• [Records shown]

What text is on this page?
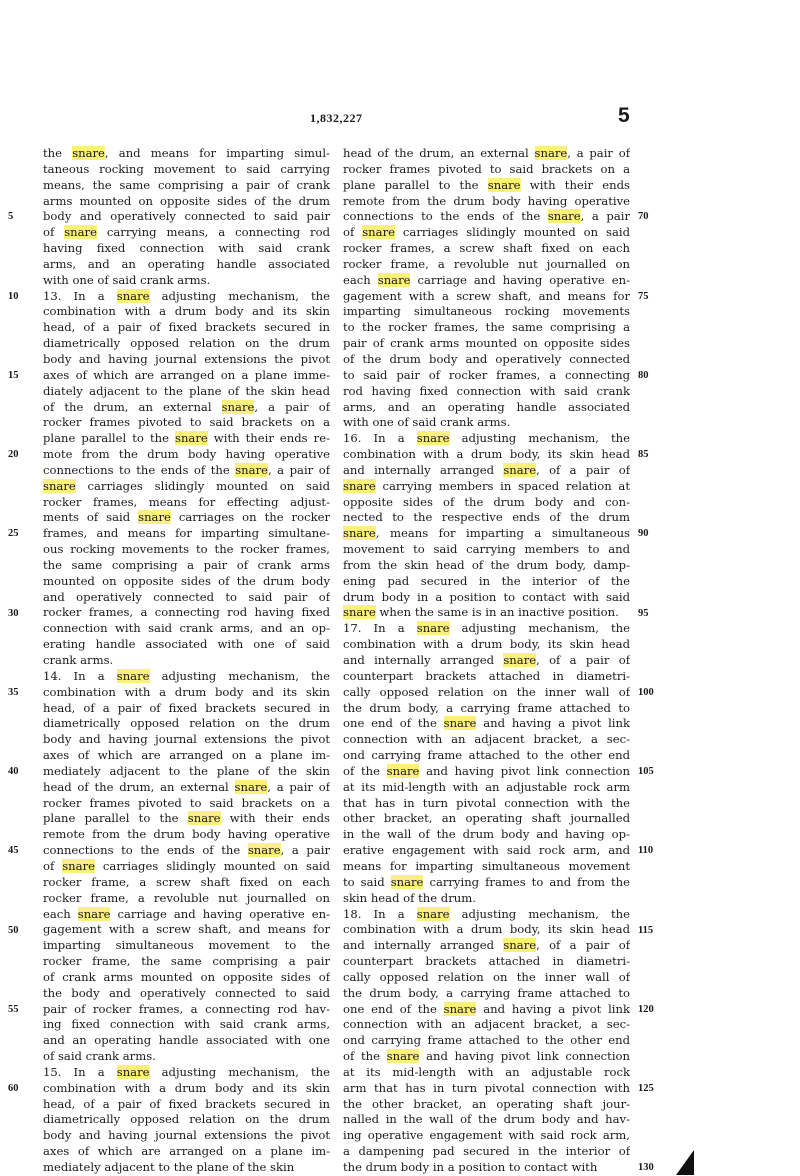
1,832,227	5
the snare, and means for imparting simul-
taneous rocking movement to said carrying
means, the same comprising a pair of crank
arms mounted on opposite sides of the drum
body and operatively connected to said pair
of snare carrying means, a connecting rod
having fixed connection with said crank
arms, and an operating handle associated
with one of said crank arms.
13. In a snare adjusting mechanism, the
combination with a drum body and its skin
head, of a pair of fixed brackets secured in
diametrically opposed relation on the drum
body and having journal extensions the pivot
axes of which are arranged on a plane imme-
diately adjacent to the plane of the skin head
of the drum, an external snare, a pair of
rocker frames pivoted to said brackets on a
plane parallel to the snare with their ends re-
mote from the drum body having operative
connections to the ends of the snare, a pair of
snare carriages slidingly mounted on said
rocker frames, means for effecting adjust-
ments of said snare carriages on the rocker
frames, and means for imparting simultane-
ous rocking movements to the rocker frames,
the same comprising a pair of crank arms
mounted on opposite sides of the drum body
and operatively connected to said pair of
rocker frames, a connecting rod having fixed
connection with said crank arms, and an op-
erating handle associated with one of said
crank arms.
14. In a snare adjusting mechanism, the
combination with a drum body and its skin
head, of a pair of fixed brackets secured in
diametrically opposed relation on the drum
body and having journal extensions the pivot
axes of which are arranged on a plane im-
mediately adjacent to the plane of the skin
head of the drum, an external snare, a pair of
rocker frames pivoted to said brackets on a
plane parallel to the snare with their ends
remote from the drum body having operative
connections to the ends of the snare, a pair
of snare carriages slidingly mounted on said
rocker frame, a screw shaft fixed on each
rocker frame, a revoluble nut journalled on
each snare carriage and having operative en-
gagement with a screw shaft, and means for
imparting simultaneous movement to the
rocker frame, the same comprising a pair
of crank arms mounted on opposite sides of
the body and operatively connected to said
pair of rocker frames, a connecting rod hav-
ing fixed connection with said crank arms,
and an operating handle associated with one
of said crank arms.
15. In a snare adjusting mechanism, the
combination with a drum body and its skin
head, of a pair of fixed brackets secured in
diametrically opposed relation on the drum
body and having journal extensions the pivot
axes of which are arranged on a plane im-
mediately adjacent to the plane of the skin
head of the drum, an external snare, a pair of
rocker frames pivoted to said brackets on a
plane parallel to the snare with their ends
remote from the drum body having operative
connections to the ends of the snare, a pair
of snare carriages slidingly mounted on said
rocker frames, a screw shaft fixed on each
rocker frame, a revoluble nut journalled on
each snare carriage and having operative en-
gagement with a screw shaft, and means for
imparting simultaneous rocking movements
to the rocker frames, the same comprising a
pair of crank arms mounted on opposite sides
of the drum body and operatively connected
to said pair of rocker frames, a connecting
rod having fixed connection with said crank
arms, and an operating handle associated
with one of said crank arms.
16. In a snare adjusting mechanism, the
combination with a drum body, its skin head
and internally arranged snare, of a pair of
snare carrying members in spaced relation at
opposite sides of the drum body and con-
nected to the respective ends of the drum
snare, means for imparting a simultaneous
movement to said carrying members to and
from the skin head of the drum body, damp-
ening pad secured in the interior of the
drum body in a position to contact with said
snare when the same is in an inactive position.
17. In a snare adjusting mechanism, the
combination with a drum body, its skin head
and internally arranged snare, of a pair of
counterpart brackets attached in diametri-
cally opposed relation on the inner wall of
the drum body, a carrying frame attached to
one end of the snare and having a pivot link
connection with an adjacent bracket, a sec-
ond carrying frame attached to the other end
of the snare and having pivot link connection
at its mid-length with an adjustable rock arm
that has in turn pivotal connection with the
other bracket, an operating shaft journalled
in the wall of the drum body and having op-
erative engagement with said rock arm, and
means for imparting simultaneous movement
to said snare carrying frames to and from the
skin head of the drum.
18. In a snare adjusting mechanism, the
combination with a drum body, its skin head
and internally arranged snare, of a pair of
counterpart brackets attached in diametri-
cally opposed relation on the inner wall of
the drum body, a carrying frame attached to
one end of the snare and having a pivot link
connection with an adjacent bracket, a sec-
ond carrying frame attached to the other end
of the snare and having pivot link connection
at its mid-length with an adjustable rock
arm that has in turn pivotal connection with
the other bracket, an operating shaft jour-
nalled in the wall of the drum body and hav-
ing operative engagement with said rock arm,
a dampening pad secured in the interior of
the drum body in a position to contact with
5
10
15
20
25
30
35
40
45
50
55
60
70
75
80
85
90
95
100
105
110
115
120
125
130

• [What you need to do] Pictures don't belong in the copy. Restate all the entries exactly.

• [Complete answer]
What text is on this page?
1,832,227	5
the snare, and means for imparting simul-
taneous rocking movement to said carrying
means, the same comprising a pair of crank
arms mounted on opposite sides of the drum
body and operatively connected to said pair
of snare carrying means, a connecting rod
having fixed connection with said crank
arms, and an operating handle associated
with one of said crank arms.
13. In a snare adjusting mechanism, the
combination with a drum body and its skin
head, of a pair of fixed brackets secured in
diametrically opposed relation on the drum
body and having journal extensions the pivot
axes of which are arranged on a plane imme-
diately adjacent to the plane of the skin head
of the drum, an external snare, a pair of
rocker frames pivoted to said brackets on a
plane parallel to the snare with their ends re-
mote from the drum body having operative
connections to the ends of the snare, a pair of
snare carriages slidingly mounted on said
rocker frames, means for effecting adjust-
ments of said snare carriages on the rocker
frames, and means for imparting simultane-
ous rocking movements to the rocker frames,
the same comprising a pair of crank arms
mounted on opposite sides of the drum body
and operatively connected to said pair of
rocker frames, a connecting rod having fixed
connection with said crank arms, and an op-
erating handle associated with one of said
crank arms.
14. In a snare adjusting mechanism, the
combination with a drum body and its skin
head, of a pair of fixed brackets secured in
diametrically opposed relation on the drum
body and having journal extensions the pivot
axes of which are arranged on a plane im-
mediately adjacent to the plane of the skin
head of the drum, an external snare, a pair of
rocker frames pivoted to said brackets on a
plane parallel to the snare with their ends
remote from the drum body having operative
connections to the ends of the snare, a pair
of snare carriages slidingly mounted on said
rocker frame, a screw shaft fixed on each
rocker frame, a revoluble nut journalled on
each snare carriage and having operative en-
gagement with a screw shaft, and means for
imparting simultaneous movement to the
rocker frame, the same comprising a pair
of crank arms mounted on opposite sides of
the body and operatively connected to said
pair of rocker frames, a connecting rod hav-
ing fixed connection with said crank arms,
and an operating handle associated with one
of said crank arms.
15. In a snare adjusting mechanism, the
combination with a drum body and its skin
head, of a pair of fixed brackets secured in
diametrically opposed relation on the drum
body and having journal extensions the pivot
axes of which are arranged on a plane im-
mediately adjacent to the plane of the skin
head of the drum, an external snare, a pair of
rocker frames pivoted to said brackets on a
plane parallel to the snare with their ends
remote from the drum body having operative
connections to the ends of the snare, a pair
of snare carriages slidingly mounted on said
rocker frames, a screw shaft fixed on each
rocker frame, a revoluble nut journalled on
each snare carriage and having operative en-
gagement with a screw shaft, and means for
imparting simultaneous rocking movements
to the rocker frames, the same comprising a
pair of crank arms mounted on opposite sides
of the drum body and operatively connected
to said pair of rocker frames, a connecting
rod having fixed connection with said crank
arms, and an operating handle associated
with one of said crank arms.
16. In a snare adjusting mechanism, the
combination with a drum body, its skin head
and internally arranged snare, of a pair of
snare carrying members in spaced relation at
opposite sides of the drum body and con-
nected to the respective ends of the drum
snare, means for imparting a simultaneous
movement to said carrying members to and
from the skin head of the drum body, damp-
ening pad secured in the interior of the
drum body in a position to contact with said
snare when the same is in an inactive position.
17. In a snare adjusting mechanism, the
combination with a drum body, its skin head
and internally arranged snare, of a pair of
counterpart brackets attached in diametri-
cally opposed relation on the inner wall of
the drum body, a carrying frame attached to
one end of the snare and having a pivot link
connection with an adjacent bracket, a sec-
ond carrying frame attached to the other end
of the snare and having pivot link connection
at its mid-length with an adjustable rock arm
that has in turn pivotal connection with the
other bracket, an operating shaft journalled
in the wall of the drum body and having op-
erative engagement with said rock arm, and
means for imparting simultaneous movement
to said snare carrying frames to and from the
skin head of the drum.
18. In a snare adjusting mechanism, the
combination with a drum body, its skin head
and internally arranged snare, of a pair of
counterpart brackets attached in diametri-
cally opposed relation on the inner wall of
the drum body, a carrying frame attached to
one end of the snare and having a pivot link
connection with an adjacent bracket, a sec-
ond carrying frame attached to the other end
of the snare and having pivot link connection
at its mid-length with an adjustable rock
arm that has in turn pivotal connection with
the other bracket, an operating shaft jour-
nalled in the wall of the drum body and hav-
ing operative engagement with said rock arm,
a dampening pad secured in the interior of
the drum body in a position to contact with
5
10
15
20
25
30
35
40
45
50
55
60
70
75
80
85
90
95
100
105
110
115
120
125
130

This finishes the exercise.